TASK REQUIREMENTS:
Transcribe the records that follow in their entirety, omitting any pictures.

DATASET ROWS:
+ + + + + + +

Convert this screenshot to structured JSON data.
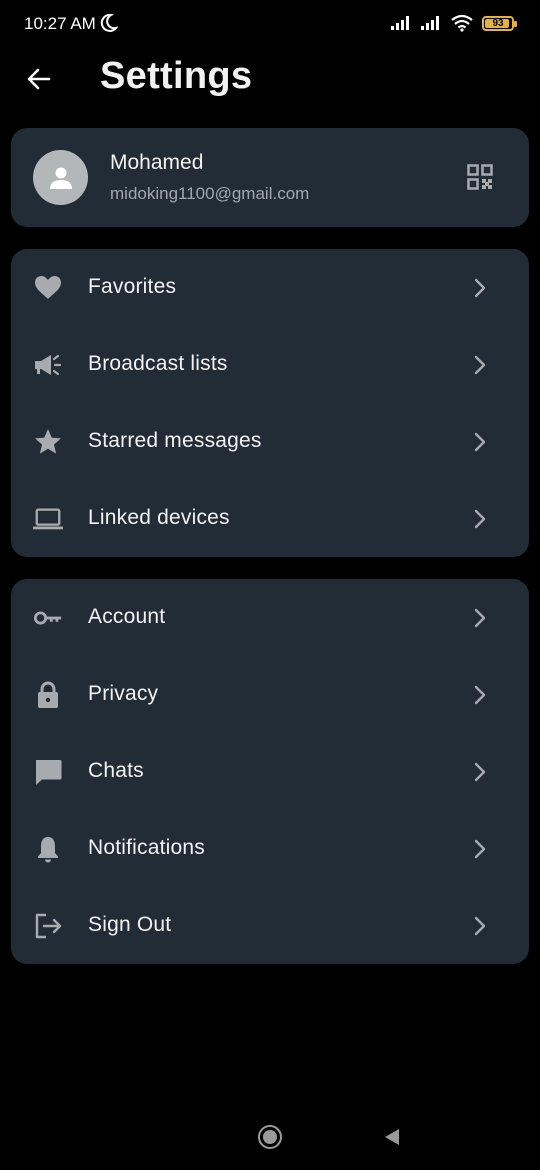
{
  "status_bar": {
    "time": "10:27 AM",
    "battery": "93",
    "battery_level": 0.93,
    "icons": [
      "moon-icon",
      "signal-icon",
      "signal-icon",
      "wifi-icon",
      "battery-icon"
    ],
    "battery_color": "#e5b33b"
  },
  "header": {
    "title": "Settings",
    "back_icon": "arrow-left-icon"
  },
  "profile": {
    "name": "Mohamed",
    "email": "midoking1100@gmail.com",
    "avatar_icon": "person-icon",
    "qr_icon": "qr-code-icon"
  },
  "group1": [
    {
      "label": "Favorites",
      "icon": "heart-icon"
    },
    {
      "label": "Broadcast lists",
      "icon": "megaphone-icon"
    },
    {
      "label": "Starred messages",
      "icon": "star-icon"
    },
    {
      "label": "Linked devices",
      "icon": "laptop-icon"
    }
  ],
  "group2": [
    {
      "label": "Account",
      "icon": "key-icon"
    },
    {
      "label": "Privacy",
      "icon": "lock-icon"
    },
    {
      "label": "Chats",
      "icon": "chat-icon"
    },
    {
      "label": "Notifications",
      "icon": "bell-icon"
    },
    {
      "label": "Sign Out",
      "icon": "sign-out-icon"
    }
  ],
  "colors": {
    "background": "#000000",
    "card": "#212c36",
    "text": "#f2f2f2",
    "secondary_text": "#a2a8ae",
    "icon": "#a7abaf"
  }
}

+ + + + + + +

SOLUTION BELOW:
Convert this screenshot to structured JSON data.
{
  "status_bar": {
    "time": "10:27 AM",
    "battery": "93",
    "battery_level": 0.93,
    "icons": [
      "moon-icon",
      "signal-icon",
      "signal-icon",
      "wifi-icon",
      "battery-icon"
    ],
    "battery_color": "#e5b33b"
  },
  "header": {
    "title": "Settings",
    "back_icon": "arrow-left-icon"
  },
  "profile": {
    "name": "Mohamed",
    "email": "midoking1100@gmail.com",
    "avatar_icon": "person-icon",
    "qr_icon": "qr-code-icon"
  },
  "group1": [
    {
      "label": "Favorites",
      "icon": "heart-icon"
    },
    {
      "label": "Broadcast lists",
      "icon": "megaphone-icon"
    },
    {
      "label": "Starred messages",
      "icon": "star-icon"
    },
    {
      "label": "Linked devices",
      "icon": "laptop-icon"
    }
  ],
  "group2": [
    {
      "label": "Account",
      "icon": "key-icon"
    },
    {
      "label": "Privacy",
      "icon": "lock-icon"
    },
    {
      "label": "Chats",
      "icon": "chat-icon"
    },
    {
      "label": "Notifications",
      "icon": "bell-icon"
    },
    {
      "label": "Sign Out",
      "icon": "sign-out-icon"
    }
  ],
  "colors": {
    "background": "#000000",
    "card": "#212c36",
    "text": "#f2f2f2",
    "secondary_text": "#a2a8ae",
    "icon": "#a7abaf"
  }
}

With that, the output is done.